# EXERCISE 1
In the thread on why jets fly at high altitudes, at what altitude do the jet routes start?

# DOCUMENT EXTRACT
The higher you go the smoother the flight , you are above the turbulence & you use less fuel. Also you don't get passengers parachuting out & complaining about the airlines' food.
Primarily because jet engines are much more fuel efficient at higher altitudes. The jet routes start at 24,000 feet. Sometimes jet pilots will complain if they are held at lower altitudes to long by air traffic controllers as it uses up much more fuel. Other benefits are you are generally well above the clouds and the air is smoother although there can be air turbulence, which is sometimes severe.
The simplest way to understand it, IMO, is like this: Imagine two jets. One is at 5,000 feet and the other is at 35,000 feet. Assume both jets are experiencing the same aerodynamic conditions. Because the air is much thinner at 35,000 feet, the jet at 35,000 feet would have to be going much faster to have the same aerodynamic conditions as the jet at 5,000 feet. You can think of the air at 5,000 feet as a bit like water compared to the air at 35,000 feet. It's much thicker, and therefore lower speeds will produce higher forces. The main downside for commercial jets is that at higher altitudes, the speed of sound is lower. Unless you're talking about the Concorde, you can't exceed the speed of sound. In fact, as you get higher, the minimum safe speed (have to go fast enough to produce lift) and the maximum safe speed (can't exceed the speed of sound) start to get closer and closer together, creating the "coffin corner". Pilots that get too high may be unable to tell if they're going too fast or too slow -- get it wrong, and your correction will kill you.

# Layout element entries
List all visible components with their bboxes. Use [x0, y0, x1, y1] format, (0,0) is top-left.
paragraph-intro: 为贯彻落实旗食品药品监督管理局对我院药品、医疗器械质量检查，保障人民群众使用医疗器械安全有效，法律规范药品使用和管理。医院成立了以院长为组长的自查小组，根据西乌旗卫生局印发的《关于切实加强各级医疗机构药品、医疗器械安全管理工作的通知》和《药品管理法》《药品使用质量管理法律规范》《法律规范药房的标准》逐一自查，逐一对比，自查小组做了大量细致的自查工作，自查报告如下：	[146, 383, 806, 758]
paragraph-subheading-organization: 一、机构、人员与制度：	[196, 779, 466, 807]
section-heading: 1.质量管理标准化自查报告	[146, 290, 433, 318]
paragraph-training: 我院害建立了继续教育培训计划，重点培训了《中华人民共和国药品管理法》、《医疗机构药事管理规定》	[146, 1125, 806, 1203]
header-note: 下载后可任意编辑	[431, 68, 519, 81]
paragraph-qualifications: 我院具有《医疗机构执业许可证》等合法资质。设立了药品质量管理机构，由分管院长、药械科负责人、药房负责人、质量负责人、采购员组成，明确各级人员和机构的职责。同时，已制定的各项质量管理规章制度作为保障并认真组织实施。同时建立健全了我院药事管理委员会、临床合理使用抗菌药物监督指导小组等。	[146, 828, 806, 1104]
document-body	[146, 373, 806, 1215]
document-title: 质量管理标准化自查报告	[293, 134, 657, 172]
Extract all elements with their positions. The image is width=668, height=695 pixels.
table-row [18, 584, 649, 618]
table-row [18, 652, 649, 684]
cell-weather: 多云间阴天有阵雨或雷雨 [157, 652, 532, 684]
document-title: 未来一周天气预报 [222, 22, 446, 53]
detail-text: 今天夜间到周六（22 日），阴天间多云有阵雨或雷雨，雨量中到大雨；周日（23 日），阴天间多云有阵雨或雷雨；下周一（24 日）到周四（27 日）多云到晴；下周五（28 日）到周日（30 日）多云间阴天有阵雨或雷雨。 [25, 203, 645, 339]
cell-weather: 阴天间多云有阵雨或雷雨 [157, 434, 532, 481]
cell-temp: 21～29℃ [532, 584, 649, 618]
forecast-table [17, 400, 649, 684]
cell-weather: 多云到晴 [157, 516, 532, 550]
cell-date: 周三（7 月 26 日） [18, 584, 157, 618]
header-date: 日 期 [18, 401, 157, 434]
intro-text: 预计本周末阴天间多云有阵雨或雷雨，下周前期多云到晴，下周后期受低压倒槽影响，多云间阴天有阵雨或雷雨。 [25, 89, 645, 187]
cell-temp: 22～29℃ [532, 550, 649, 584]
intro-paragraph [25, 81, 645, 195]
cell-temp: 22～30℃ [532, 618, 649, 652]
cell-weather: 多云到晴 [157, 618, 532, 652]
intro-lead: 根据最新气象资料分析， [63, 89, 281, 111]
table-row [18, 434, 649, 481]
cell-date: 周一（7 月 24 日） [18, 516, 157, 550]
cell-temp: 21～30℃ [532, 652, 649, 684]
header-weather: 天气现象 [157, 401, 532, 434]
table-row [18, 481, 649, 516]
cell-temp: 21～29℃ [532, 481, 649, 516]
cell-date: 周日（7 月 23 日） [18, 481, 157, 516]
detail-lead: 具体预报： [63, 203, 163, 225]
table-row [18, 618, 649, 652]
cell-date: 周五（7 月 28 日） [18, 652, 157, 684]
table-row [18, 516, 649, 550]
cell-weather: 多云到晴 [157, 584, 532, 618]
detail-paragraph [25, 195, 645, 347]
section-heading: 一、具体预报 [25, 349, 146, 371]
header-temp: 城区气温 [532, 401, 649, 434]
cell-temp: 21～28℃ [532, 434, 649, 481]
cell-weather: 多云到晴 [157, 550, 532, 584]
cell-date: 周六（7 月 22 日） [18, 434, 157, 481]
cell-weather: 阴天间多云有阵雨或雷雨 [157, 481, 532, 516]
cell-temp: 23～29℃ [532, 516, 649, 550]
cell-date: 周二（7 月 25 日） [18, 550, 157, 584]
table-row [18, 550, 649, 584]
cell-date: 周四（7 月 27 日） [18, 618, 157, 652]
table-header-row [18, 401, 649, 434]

# EXERCISE 2
Give the lines of the records as a numbered list, beginning at the first line of the records and stopping after the line that contains "373, 806, 1215]", with blank lines left out.

# COMPLETE ANSWER 1
24,000 feet.

# COMPLETE ANSWER 2
1. List all visible components with their bboxes. Use [x0, y0, x1, y1] format, (0,0) is top-left.
2. paragraph-intro: 为贯彻落实旗食品药品监督管理局对我院药品、医疗器械质量检查，保障人民群众使用医疗器械安全有效，法律规范药品使用和管理。医院成立了以院长为组长的自查小组，根据西乌旗卫生局印发的《关于切实加强各级医疗机构药品、医疗器械安全管理工作的通知》和《药品管理法》《药品使用质量管理法律规范》《法律规范药房的标准》逐一自查，逐一对比，自查小组做了大量细致的自查工作，自查报告如下：	[146, 383, 806, 758]
3. paragraph-subheading-organization: 一、机构、人员与制度：	[196, 779, 466, 807]
4. section-heading: 1.质量管理标准化自查报告	[146, 290, 433, 318]
5. paragraph-training: 我院害建立了继续教育培训计划，重点培训了《中华人民共和国药品管理法》、《医疗机构药事管理规定》	[146, 1125, 806, 1203]
6. header-note: 下载后可任意编辑	[431, 68, 519, 81]
7. paragraph-qualifications: 我院具有《医疗机构执业许可证》等合法资质。设立了药品质量管理机构，由分管院长、药械科负责人、药房负责人、质量负责人、采购员组成，明确各级人员和机构的职责。同时，已制定的各项质量管理规章制度作为保障并认真组织实施。同时建立健全了我院药事管理委员会、临床合理使用抗菌药物监督指导小组等。	[146, 828, 806, 1104]
8. document-body	[146, 373, 806, 1215]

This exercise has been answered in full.